The exercise => Extract every record, keeping each one exactly as it is.

◇ ◇ ◇

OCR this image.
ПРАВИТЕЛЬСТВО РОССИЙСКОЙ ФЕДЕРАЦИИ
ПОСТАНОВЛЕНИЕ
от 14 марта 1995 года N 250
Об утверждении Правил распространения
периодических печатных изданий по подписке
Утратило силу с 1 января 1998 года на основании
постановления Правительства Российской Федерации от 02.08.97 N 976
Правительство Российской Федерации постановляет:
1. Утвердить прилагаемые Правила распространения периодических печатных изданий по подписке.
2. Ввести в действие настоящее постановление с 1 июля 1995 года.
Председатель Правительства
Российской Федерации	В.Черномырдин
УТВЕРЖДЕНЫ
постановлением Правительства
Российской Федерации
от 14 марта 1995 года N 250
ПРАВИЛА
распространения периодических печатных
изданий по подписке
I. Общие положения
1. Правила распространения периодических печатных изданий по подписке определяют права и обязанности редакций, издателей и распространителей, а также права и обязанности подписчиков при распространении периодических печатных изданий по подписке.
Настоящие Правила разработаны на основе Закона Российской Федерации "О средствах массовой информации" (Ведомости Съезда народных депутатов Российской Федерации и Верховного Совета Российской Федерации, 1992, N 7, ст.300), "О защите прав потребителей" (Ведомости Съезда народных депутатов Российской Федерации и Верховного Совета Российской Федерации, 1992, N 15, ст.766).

◇ ◇ ◇

Result of this exercise =>
OCR this image.
ПРАВИТЕЛЬСТВО РОССИЙСКОЙ ФЕДЕРАЦИИ
ПОСТАНОВЛЕНИЕ
от 14 марта 1995 года N 250
Об утверждении Правил распространения
периодических печатных изданий по подписке
Утратило силу с 1 января 1998 года на основании
постановления Правительства Российской Федерации от 02.08.97 N 976
Правительство Российской Федерации постановляет:
1. Утвердить прилагаемые Правила распространения периодических печатных изданий по подписке.
2. Ввести в действие настоящее постановление с 1 июля 1995 года.
Председатель Правительства
Российской Федерации	В.Черномырдин
УТВЕРЖДЕНЫ
постановлением Правительства
Российской Федерации
от 14 марта 1995 года N 250
ПРАВИЛА
распространения периодических печатных
изданий по подписке
I. Общие положения
1. Правила распространения периодических печатных изданий по подписке определяют права и обязанности редакций, издателей и распространителей, а также права и обязанности подписчиков при распространении периодических печатных изданий по подписке.
Настоящие Правила разработаны на основе Закона Российской Федерации "О средствах массовой информации" (Ведомости Съезда народных депутатов Российской Федерации и Верховного Совета Российской Федерации, 1992, N 7, ст.300), "О защите прав потребителей" (Ведомости Съезда народных депутатов Российской Федерации и Верховного Совета Российской Федерации, 1992, N 15, ст.766).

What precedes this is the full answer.